Aim of the exercise: Using the records below, give the number of lines where the word "itala" appears, with no further output.

Entries provided:

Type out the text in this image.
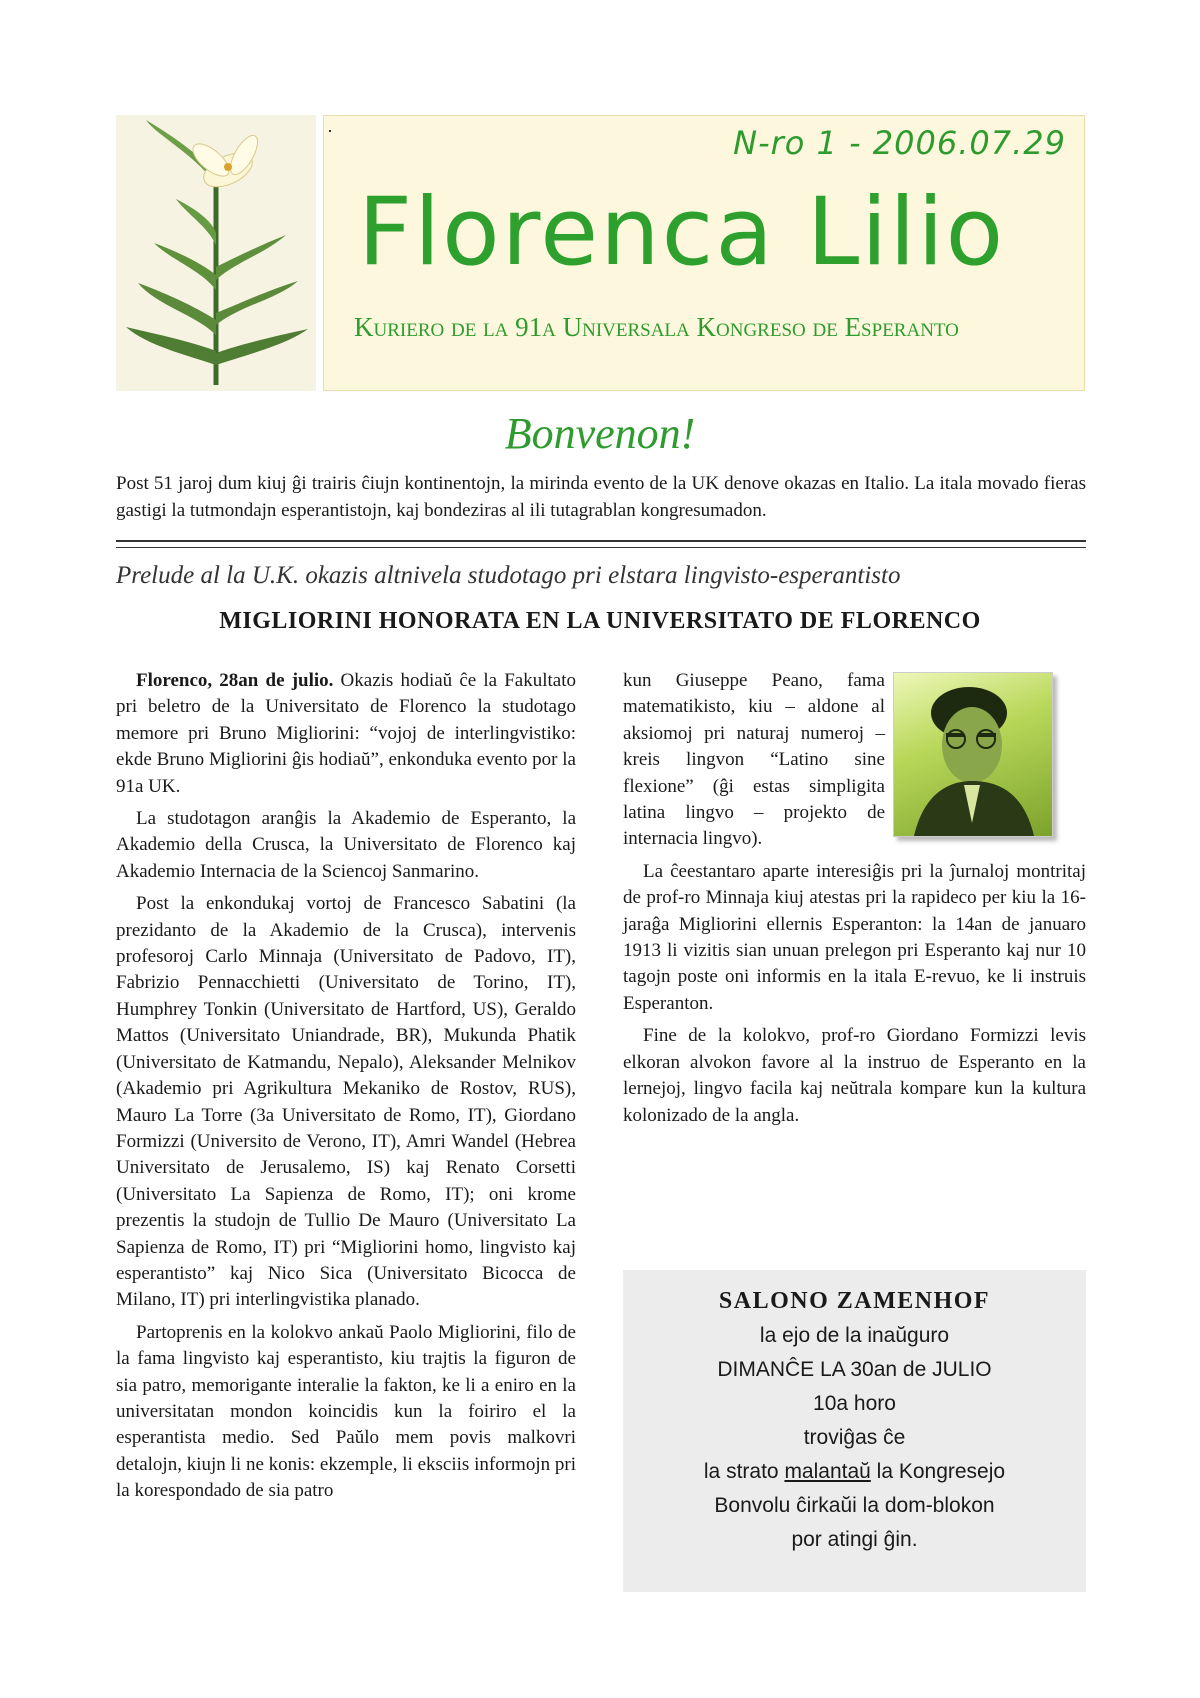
N-ro 1 - 2006.07.29
Florenca Lilio
Kuriero de la 91a Universala Kongreso de Esperanto
Bonvenon!
Post 51 jaroj dum kiuj ĝi trairis ĉiujn kontinentojn, la mirinda evento de la UK denove okazas en Italio. La itala movado fieras gastigi la tutmondajn esperantistojn, kaj bondeziras al ili tutagrablan kongresumadon.
Prelude al la U.K. okazis altnivela studotago pri elstara lingvisto-esperantisto
MIGLIORINI HONORATA EN LA UNIVERSITATO DE FLORENCO

Florenco, 28an de julio. Okazis hodiaŭ ĉe la Fakultato pri beletro de la Universitato de Florenco la studotago memore pri Bruno Migliorini: “vojoj de interlingvistiko: ekde Bruno Migliorini ĝis hodiaŭ”, enkonduka evento por la 91a UK.

La studotagon aranĝis la Akademio de Esperanto, la Akademio della Crusca, la Universitato de Florenco kaj Akademio Internacia de la Sciencoj Sanmarino.

Post la enkondukaj vortoj de Francesco Sabatini (la prezidanto de la Akademio de la Crusca), intervenis profesoroj Carlo Minnaja (Universitato de Padovo, IT), Fabrizio Pennacchietti (Universitato de Torino, IT), Humphrey Tonkin (Universitato de Hartford, US), Geraldo Mattos (Universitato Uniandrade, BR), Mukunda Phatik (Universitato de Katmandu, Nepalo), Aleksander Melnikov (Akademio pri Agrikultura Mekaniko de Rostov, RUS), Mauro La Torre (3a Universitato de Romo, IT), Giordano Formizzi (Universito de Verono, IT), Amri Wandel (Hebrea Universitato de Jerusalemo, IS) kaj Renato Corsetti (Universitato La Sapienza de Romo, IT); oni krome prezentis la studojn de Tullio De Mauro (Universitato La Sapienza de Romo, IT) pri “Migliorini homo, lingvisto kaj esperantisto” kaj Nico Sica (Universitato Bicocca de Milano, IT) pri interlingvistika planado.

Partoprenis en la kolokvo ankaŭ Paolo Migliorini, filo de la fama lingvisto kaj esperantisto, kiu trajtis la figuron de sia patro, memorigante interalie la fakton, ke li a eniro en la universitatan mondon koincidis kun la foiriro el la esperantista medio. Sed Paŭlo mem povis malkovri detalojn, kiujn li ne konis: ekzemple, li eksciis informojn pri la korespondado de sia patro

kun Giuseppe Peano, fama matematikisto, kiu – aldone al aksiomoj pri naturaj numeroj – kreis lingvon “Latino sine flexione” (ĝi estas simpligita latina lingvo – projekto de internacia lingvo).

La ĉeestantaro aparte interesiĝis pri la ĵurnaloj montritaj de prof-ro Minnaja kiuj atestas pri la rapideco per kiu la 16-jaraĝa Migliorini ellernis Esperanton: la 14an de januaro 1913 li vizitis sian unuan prelegon pri Esperanto kaj nur 10 tagojn poste oni informis en la itala E-revuo, ke li instruis Esperanton.

Fine de la kolokvo, prof-ro Giordano Formizzi levis elkoran alvokon favore al la instruo de Esperanto en la lernejoj, lingvo facila kaj neŭtrala kompare kun la kultura kolonizado de la angla.

SALONO ZAMENHOF
la ejo de la inaŭguro
DIMANĈE LA 30an de JULIO
10a horo
troviĝas ĉe
la strato malantaŭ la Kongresejo
Bonvolu ĉirkaŭi la dom-blokon
por atingi ĝin.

Output of the exercise: 2